● What needs to be done
Copy all lines in which the word "needed" can be found.

(Stored records)
[BEGIN]
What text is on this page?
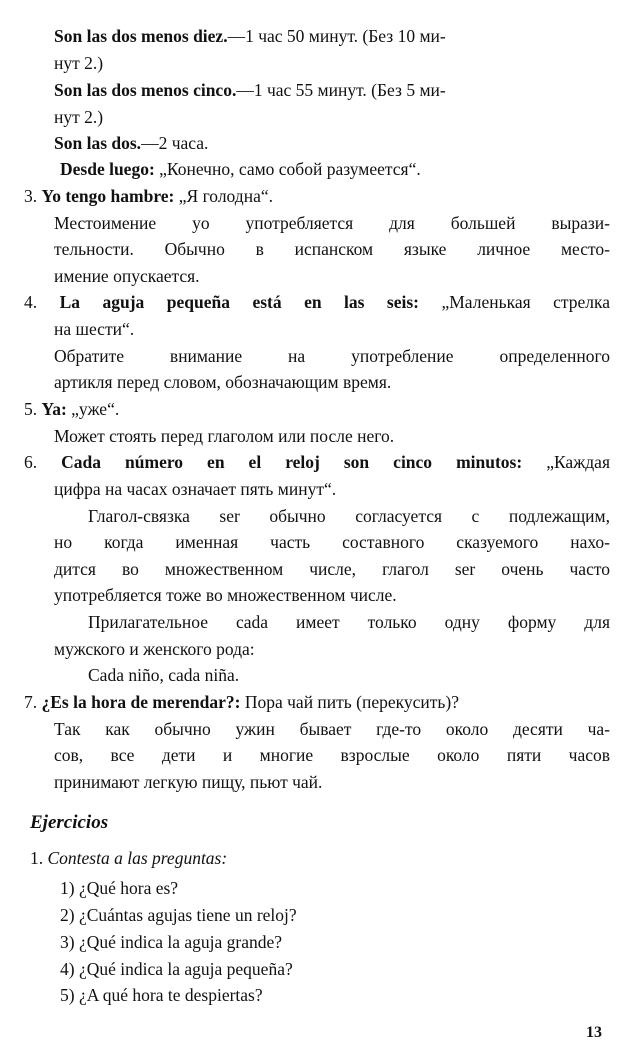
Son las dos menos diez.—1 час 50 минут. (Без 10 ми-
нут 2.)
Son las dos menos cinco.—1 час 55 минут. (Без 5 ми-
нут 2.)
Son las dos.—2 часа.
Desde luego: „Конечно, само собой разумеется“.
3. Yo tengo hambre: „Я голодна“.
Местоимение yo употребляется для большей вырази-
тельности. Обычно в испанском языке личное место-
имение опускается.
4. La aguja pequeña está en las seis: „Маленькая стрелка
на шести“.
Обратите внимание на употребление определенного
артикля перед словом, обозначающим время.
5. Ya: „уже“.
Может стоять перед глаголом или после него.
6. Cada número en el reloj son cinco minutos: „Каждая
цифра на часах означает пять минут“.
Глагол-связка ser обычно согласуется с подлежащим,
но когда именная часть составного сказуемого нахо-
дится во множественном числе, глагол ser очень часто
употребляется тоже во множественном числе.
Прилагательное cada имеет только одну форму для
мужского и женского рода:
Cada niño, cada niña.
7. ¿Es la hora de merendar?: Пора чай пить (перекусить)?
Так как обычно ужин бывает где-то около десяти ча-
сов, все дети и многие взрослые около пяти часов
принимают легкую пищу, пьют чай.
Ejercicios
1. Contesta a las preguntas:
1) ¿Qué hora es?
2) ¿Cuántas agujas tiene un reloj?
3) ¿Qué indica la aguja grande?
4) ¿Qué indica la aguja pequeña?
5) ¿A qué hora te despiertas?
13
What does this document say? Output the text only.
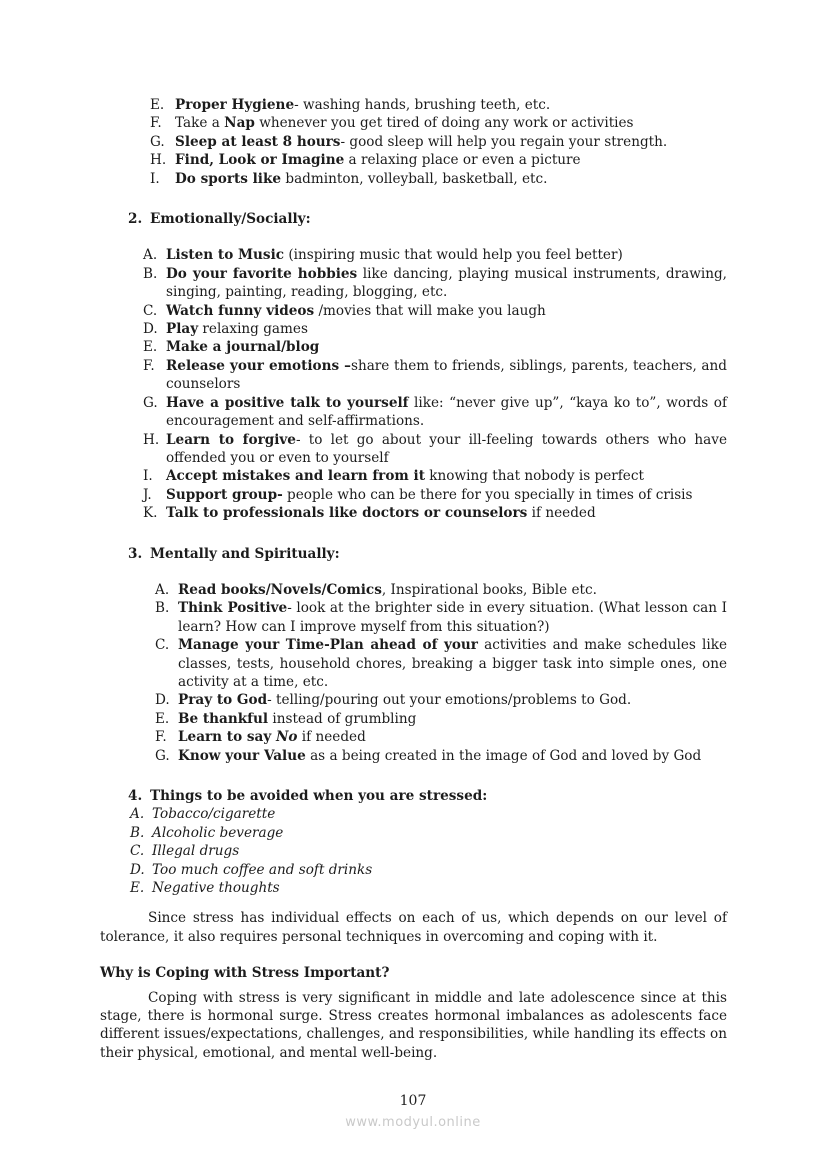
E. Proper Hygiene- washing hands, brushing teeth, etc.
F. Take a Nap whenever you get tired of doing any work or activities
G. Sleep at least 8 hours- good sleep will help you regain your strength.
H. Find, Look or Imagine a relaxing place or even a picture
I. Do sports like badminton, volleyball, basketball, etc.
2. Emotionally/Socially:
A. Listen to Music (inspiring music that would help you feel better)
B. Do your favorite hobbies like dancing, playing musical instruments, drawing, singing, painting, reading, blogging, etc.
C. Watch funny videos /movies that will make you laugh
D. Play relaxing games
E. Make a journal/blog
F. Release your emotions –share them to friends, siblings, parents, teachers, and counselors
G. Have a positive talk to yourself like: “never give up”, “kaya ko to”, words of encouragement and self-affirmations.
H. Learn to forgive- to let go about your ill-feeling towards others who have offended you or even to yourself
I. Accept mistakes and learn from it knowing that nobody is perfect
J. Support group- people who can be there for you specially in times of crisis
K. Talk to professionals like doctors or counselors if needed
3. Mentally and Spiritually:
A. Read books/Novels/Comics, Inspirational books, Bible etc.
B. Think Positive- look at the brighter side in every situation. (What lesson can I learn? How can I improve myself from this situation?)
C. Manage your Time-Plan ahead of your activities and make schedules like classes, tests, household chores, breaking a bigger task into simple ones, one activity at a time, etc.
D. Pray to God- telling/pouring out your emotions/problems to God.
E. Be thankful instead of grumbling
F. Learn to say No if needed
G. Know your Value as a being created in the image of God and loved by God
4. Things to be avoided when you are stressed:
A. Tobacco/cigarette
B. Alcoholic beverage
C. Illegal drugs
D. Too much coffee and soft drinks
E. Negative thoughts

Since stress has individual effects on each of us, which depends on our level of tolerance, it also requires personal techniques in overcoming and coping with it.

Why is Coping with Stress Important?

Coping with stress is very significant in middle and late adolescence since at this stage, there is hormonal surge. Stress creates hormonal imbalances as adolescents face different issues/expectations, challenges, and responsibilities, while handling its effects on their physical, emotional, and mental well-being.

107
www.modyul.online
[END]
● Solution
K. Talk to professionals like doctors or counselors if needed
F. Learn to say No if needed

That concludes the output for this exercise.